◆ What you have to do: Look for the string "name" in every line, and copy each line that has it.

◆ Records provided:
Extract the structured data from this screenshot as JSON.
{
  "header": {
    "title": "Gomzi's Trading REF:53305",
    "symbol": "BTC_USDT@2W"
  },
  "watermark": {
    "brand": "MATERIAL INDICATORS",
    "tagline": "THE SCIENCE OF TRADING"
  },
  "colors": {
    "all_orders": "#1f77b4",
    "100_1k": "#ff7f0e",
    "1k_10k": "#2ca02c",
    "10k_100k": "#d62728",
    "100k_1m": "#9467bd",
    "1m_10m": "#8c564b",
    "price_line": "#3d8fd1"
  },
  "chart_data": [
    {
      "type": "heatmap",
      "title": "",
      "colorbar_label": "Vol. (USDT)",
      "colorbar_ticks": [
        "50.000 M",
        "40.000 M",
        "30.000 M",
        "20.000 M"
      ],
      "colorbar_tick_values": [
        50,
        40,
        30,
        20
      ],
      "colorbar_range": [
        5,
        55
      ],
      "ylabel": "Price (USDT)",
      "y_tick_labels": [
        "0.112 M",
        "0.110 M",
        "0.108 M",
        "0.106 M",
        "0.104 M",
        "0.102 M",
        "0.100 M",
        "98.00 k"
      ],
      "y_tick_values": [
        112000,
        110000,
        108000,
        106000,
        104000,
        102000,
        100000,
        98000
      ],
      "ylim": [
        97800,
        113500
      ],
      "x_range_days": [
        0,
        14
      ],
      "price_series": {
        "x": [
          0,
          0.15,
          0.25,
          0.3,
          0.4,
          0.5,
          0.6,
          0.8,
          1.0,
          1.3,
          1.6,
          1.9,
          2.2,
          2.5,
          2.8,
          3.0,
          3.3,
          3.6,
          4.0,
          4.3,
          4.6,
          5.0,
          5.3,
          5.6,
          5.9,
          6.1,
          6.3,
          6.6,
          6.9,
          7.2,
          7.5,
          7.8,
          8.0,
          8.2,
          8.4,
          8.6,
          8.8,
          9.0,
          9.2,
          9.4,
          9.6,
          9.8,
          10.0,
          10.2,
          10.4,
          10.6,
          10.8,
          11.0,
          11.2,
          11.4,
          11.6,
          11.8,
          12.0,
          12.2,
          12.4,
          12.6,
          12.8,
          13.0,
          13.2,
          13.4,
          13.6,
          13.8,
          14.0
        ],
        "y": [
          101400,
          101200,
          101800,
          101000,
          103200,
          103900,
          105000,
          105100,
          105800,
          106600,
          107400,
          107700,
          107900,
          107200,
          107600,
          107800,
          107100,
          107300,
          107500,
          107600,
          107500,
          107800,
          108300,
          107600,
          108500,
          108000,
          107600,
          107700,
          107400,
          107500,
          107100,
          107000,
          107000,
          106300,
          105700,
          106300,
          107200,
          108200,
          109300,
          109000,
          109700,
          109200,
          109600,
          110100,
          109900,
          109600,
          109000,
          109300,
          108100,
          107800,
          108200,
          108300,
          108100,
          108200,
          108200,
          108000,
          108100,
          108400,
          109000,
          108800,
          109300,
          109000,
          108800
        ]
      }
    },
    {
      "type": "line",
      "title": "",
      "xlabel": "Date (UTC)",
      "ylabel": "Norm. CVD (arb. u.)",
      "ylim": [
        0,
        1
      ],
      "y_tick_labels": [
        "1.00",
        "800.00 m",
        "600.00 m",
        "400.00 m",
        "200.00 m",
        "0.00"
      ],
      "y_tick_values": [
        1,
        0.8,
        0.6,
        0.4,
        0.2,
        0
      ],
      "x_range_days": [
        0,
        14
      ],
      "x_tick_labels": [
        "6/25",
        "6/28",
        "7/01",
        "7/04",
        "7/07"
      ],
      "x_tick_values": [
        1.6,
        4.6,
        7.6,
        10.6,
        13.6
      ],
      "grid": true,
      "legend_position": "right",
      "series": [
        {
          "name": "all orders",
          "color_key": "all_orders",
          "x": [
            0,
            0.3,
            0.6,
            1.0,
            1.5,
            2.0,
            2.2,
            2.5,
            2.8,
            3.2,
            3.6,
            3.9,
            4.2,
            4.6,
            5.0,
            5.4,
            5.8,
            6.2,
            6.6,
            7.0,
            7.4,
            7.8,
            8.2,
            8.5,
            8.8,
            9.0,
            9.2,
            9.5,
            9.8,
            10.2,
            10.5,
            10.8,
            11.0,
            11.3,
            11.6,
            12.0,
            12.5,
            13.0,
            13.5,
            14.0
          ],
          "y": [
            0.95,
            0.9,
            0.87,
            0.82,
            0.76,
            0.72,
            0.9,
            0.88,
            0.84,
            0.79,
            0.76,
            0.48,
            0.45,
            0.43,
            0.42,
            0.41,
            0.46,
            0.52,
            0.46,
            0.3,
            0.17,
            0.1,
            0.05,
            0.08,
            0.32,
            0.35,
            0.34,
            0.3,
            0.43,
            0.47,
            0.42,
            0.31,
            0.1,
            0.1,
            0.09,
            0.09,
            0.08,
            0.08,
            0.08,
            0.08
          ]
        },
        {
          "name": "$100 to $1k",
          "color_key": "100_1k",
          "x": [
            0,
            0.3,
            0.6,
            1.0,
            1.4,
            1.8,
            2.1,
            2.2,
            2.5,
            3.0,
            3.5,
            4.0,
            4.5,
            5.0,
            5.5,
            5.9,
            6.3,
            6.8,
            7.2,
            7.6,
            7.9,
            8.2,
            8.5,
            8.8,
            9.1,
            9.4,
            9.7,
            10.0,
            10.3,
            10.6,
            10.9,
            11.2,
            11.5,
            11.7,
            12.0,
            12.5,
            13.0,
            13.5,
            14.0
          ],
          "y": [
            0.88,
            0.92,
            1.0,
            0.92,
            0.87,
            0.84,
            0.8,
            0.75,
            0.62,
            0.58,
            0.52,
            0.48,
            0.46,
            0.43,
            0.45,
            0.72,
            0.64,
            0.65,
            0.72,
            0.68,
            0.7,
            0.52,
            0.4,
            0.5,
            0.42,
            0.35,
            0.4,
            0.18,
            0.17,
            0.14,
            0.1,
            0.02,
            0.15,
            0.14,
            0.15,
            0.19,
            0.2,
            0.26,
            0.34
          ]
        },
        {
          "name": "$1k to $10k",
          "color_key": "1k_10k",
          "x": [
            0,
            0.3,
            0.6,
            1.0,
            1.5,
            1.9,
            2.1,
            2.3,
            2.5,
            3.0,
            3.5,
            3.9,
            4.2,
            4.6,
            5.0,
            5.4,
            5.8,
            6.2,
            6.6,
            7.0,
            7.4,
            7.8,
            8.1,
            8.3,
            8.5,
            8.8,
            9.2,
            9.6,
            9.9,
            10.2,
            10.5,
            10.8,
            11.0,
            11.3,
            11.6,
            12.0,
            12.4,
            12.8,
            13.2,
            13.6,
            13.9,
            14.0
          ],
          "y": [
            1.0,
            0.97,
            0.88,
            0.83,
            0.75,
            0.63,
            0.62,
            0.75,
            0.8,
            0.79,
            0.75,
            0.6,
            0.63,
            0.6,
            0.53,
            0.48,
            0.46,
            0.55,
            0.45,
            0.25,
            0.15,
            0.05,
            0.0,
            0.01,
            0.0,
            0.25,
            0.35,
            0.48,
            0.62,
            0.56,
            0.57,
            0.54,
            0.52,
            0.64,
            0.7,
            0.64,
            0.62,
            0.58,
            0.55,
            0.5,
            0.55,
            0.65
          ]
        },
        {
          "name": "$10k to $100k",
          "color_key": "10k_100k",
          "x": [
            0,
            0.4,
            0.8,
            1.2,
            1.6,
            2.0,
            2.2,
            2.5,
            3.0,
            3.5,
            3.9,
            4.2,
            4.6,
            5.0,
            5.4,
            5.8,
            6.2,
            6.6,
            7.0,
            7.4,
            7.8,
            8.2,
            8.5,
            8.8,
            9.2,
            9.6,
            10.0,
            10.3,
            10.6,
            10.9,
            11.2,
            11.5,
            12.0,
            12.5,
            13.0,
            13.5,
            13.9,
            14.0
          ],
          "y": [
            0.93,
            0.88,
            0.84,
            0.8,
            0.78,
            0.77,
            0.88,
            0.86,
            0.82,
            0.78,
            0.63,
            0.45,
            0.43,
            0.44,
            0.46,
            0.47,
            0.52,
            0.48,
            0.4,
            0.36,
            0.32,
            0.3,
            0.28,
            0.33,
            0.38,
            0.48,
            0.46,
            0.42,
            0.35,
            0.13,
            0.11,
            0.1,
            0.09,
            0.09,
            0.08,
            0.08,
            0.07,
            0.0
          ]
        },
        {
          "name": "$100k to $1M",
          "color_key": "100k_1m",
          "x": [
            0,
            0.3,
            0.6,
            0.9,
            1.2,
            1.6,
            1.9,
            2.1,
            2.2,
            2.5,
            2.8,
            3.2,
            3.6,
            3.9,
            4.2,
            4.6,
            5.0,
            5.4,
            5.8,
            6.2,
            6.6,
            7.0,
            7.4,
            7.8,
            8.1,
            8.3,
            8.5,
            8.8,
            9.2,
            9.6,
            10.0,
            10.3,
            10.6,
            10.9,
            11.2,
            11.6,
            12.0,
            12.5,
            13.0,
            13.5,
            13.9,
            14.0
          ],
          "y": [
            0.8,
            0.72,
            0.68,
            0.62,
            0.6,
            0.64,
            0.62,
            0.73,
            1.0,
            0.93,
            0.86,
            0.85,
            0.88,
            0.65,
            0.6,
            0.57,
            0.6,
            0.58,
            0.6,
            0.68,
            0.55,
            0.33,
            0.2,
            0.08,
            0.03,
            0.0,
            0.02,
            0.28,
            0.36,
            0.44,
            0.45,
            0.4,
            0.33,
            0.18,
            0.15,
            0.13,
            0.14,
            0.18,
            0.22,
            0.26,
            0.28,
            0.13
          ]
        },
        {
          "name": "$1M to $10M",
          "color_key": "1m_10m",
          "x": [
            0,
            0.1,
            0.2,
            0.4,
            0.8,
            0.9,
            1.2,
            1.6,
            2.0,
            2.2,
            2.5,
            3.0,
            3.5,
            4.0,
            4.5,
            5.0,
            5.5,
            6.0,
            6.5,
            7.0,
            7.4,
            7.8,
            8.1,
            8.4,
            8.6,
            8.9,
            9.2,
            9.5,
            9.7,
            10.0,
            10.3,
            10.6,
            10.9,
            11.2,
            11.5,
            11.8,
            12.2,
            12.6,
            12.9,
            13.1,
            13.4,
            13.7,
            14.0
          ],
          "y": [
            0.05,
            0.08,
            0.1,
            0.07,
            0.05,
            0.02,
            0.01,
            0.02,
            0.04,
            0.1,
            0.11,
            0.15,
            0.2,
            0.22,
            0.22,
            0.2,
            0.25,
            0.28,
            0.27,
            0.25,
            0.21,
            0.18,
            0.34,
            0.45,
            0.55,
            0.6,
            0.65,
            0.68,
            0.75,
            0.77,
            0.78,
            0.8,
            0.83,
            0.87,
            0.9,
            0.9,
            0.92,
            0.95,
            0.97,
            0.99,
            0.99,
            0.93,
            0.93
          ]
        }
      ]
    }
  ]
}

◆ Task response:
          "name": "all orders",
          "name": "$100 to $1k",
          "name": "$1k to $10k",
          "name": "$10k to $100k",
          "name": "$100k to $1M",
          "name": "$1M to $10M",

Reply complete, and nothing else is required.